··· Data supplied ···

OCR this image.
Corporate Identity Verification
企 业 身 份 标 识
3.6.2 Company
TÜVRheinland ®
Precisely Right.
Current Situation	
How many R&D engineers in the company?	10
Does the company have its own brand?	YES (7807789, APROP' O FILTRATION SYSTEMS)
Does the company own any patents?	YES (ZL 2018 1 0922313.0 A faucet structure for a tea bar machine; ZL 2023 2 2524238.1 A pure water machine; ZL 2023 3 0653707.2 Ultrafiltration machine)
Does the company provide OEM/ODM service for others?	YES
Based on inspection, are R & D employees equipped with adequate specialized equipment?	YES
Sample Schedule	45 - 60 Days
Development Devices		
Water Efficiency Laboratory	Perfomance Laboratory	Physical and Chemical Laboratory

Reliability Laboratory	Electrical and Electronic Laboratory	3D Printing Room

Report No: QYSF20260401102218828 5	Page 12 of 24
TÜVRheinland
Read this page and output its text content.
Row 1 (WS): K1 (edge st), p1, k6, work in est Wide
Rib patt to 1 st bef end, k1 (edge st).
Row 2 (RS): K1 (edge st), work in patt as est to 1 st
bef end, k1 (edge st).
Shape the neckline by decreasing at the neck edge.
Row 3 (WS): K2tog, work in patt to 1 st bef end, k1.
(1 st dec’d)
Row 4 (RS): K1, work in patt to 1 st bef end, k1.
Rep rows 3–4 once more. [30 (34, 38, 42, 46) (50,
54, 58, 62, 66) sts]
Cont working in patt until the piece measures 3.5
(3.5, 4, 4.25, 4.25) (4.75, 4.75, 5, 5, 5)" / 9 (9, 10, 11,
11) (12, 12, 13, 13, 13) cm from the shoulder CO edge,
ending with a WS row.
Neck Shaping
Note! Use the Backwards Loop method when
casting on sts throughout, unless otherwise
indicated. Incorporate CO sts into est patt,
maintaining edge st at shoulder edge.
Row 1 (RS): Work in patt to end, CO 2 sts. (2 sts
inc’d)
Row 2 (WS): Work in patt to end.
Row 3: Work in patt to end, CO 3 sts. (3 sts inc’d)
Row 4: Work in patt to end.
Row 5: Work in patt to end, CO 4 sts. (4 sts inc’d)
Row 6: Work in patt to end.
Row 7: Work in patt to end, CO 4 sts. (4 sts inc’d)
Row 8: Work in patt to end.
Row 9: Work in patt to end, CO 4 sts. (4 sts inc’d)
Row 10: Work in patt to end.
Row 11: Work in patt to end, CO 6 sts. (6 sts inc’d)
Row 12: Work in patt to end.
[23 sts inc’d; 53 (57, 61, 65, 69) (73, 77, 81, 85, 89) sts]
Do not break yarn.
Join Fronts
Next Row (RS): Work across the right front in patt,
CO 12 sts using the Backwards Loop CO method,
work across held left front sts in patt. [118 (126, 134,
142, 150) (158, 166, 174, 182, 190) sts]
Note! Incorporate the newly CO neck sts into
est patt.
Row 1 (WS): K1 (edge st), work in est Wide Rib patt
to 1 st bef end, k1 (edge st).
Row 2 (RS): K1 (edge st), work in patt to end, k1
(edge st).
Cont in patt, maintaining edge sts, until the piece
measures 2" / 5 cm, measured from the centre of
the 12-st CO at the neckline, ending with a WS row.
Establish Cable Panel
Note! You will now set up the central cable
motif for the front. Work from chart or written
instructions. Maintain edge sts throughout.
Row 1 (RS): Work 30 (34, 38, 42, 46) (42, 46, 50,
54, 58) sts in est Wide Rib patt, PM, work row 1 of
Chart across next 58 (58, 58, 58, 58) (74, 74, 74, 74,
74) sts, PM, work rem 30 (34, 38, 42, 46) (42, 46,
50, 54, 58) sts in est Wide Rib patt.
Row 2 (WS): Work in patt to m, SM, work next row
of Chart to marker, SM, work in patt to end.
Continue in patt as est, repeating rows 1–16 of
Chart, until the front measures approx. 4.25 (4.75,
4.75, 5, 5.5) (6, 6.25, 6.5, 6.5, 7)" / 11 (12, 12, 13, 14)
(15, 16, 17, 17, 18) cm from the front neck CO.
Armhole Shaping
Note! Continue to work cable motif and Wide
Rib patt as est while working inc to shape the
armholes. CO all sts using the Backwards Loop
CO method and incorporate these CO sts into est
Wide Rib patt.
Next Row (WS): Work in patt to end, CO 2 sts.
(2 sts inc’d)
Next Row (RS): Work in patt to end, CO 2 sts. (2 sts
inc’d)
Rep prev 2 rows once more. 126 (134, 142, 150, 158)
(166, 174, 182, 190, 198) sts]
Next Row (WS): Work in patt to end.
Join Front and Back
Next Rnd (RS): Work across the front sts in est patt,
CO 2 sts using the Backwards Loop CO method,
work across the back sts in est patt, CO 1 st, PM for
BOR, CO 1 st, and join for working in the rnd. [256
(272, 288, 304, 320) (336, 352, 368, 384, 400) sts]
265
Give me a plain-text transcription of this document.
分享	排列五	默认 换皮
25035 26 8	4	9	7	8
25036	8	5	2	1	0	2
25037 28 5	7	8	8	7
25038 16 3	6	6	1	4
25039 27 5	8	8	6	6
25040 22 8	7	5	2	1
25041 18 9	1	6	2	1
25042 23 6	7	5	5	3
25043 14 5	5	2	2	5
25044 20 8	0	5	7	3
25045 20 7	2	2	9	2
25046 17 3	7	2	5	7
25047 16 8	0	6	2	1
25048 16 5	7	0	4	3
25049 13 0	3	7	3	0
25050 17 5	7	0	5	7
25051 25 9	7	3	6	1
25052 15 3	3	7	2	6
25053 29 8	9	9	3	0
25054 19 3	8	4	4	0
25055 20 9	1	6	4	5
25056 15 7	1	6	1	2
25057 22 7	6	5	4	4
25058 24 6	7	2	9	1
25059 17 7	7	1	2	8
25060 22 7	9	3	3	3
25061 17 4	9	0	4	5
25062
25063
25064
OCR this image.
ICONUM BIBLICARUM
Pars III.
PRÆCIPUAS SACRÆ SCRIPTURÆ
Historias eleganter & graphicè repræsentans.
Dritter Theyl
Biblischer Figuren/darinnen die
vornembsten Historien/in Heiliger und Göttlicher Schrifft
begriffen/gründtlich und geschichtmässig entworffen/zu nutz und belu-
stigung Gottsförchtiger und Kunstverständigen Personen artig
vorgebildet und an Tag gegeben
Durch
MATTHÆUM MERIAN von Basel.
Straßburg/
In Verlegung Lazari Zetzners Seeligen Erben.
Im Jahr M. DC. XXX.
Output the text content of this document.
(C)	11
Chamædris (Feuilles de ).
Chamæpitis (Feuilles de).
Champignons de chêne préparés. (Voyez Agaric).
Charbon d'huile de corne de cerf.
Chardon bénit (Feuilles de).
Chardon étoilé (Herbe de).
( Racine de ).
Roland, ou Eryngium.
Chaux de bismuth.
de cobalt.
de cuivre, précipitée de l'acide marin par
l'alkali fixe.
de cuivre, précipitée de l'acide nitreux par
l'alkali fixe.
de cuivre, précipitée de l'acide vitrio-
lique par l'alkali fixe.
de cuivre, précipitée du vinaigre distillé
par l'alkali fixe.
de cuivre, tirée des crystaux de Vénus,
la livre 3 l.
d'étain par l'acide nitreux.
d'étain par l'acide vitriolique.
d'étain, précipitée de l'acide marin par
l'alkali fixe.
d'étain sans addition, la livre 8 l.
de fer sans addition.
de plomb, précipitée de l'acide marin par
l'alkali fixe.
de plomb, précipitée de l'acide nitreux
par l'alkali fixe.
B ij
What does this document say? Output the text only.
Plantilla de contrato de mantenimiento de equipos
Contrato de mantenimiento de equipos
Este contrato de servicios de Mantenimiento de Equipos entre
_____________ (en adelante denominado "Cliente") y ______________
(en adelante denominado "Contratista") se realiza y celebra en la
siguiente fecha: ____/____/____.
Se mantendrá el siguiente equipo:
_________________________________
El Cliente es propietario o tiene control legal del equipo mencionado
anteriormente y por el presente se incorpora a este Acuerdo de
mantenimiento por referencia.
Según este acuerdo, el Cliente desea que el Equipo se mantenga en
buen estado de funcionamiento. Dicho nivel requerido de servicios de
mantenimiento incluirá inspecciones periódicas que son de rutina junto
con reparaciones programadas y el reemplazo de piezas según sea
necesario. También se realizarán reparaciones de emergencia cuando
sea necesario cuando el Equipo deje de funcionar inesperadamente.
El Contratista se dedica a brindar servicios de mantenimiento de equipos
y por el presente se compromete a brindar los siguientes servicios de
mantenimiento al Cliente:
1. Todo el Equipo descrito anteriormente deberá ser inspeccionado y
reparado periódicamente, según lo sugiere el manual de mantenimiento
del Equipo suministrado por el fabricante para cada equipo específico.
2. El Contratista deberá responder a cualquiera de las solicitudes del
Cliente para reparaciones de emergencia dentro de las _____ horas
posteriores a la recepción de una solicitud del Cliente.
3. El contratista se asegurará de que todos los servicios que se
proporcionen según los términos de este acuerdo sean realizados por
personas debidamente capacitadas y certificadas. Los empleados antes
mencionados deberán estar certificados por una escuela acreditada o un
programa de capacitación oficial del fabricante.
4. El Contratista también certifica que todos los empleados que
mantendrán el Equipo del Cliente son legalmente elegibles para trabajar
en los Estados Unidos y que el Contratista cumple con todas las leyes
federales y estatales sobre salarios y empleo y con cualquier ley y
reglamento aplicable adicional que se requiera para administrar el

···

Written task: Find each line in the records holding the string "maintaining" and show it.

The reply:
maintaining edge st at shoulder edge.
Cont in patt, maintaining edge sts, until the piece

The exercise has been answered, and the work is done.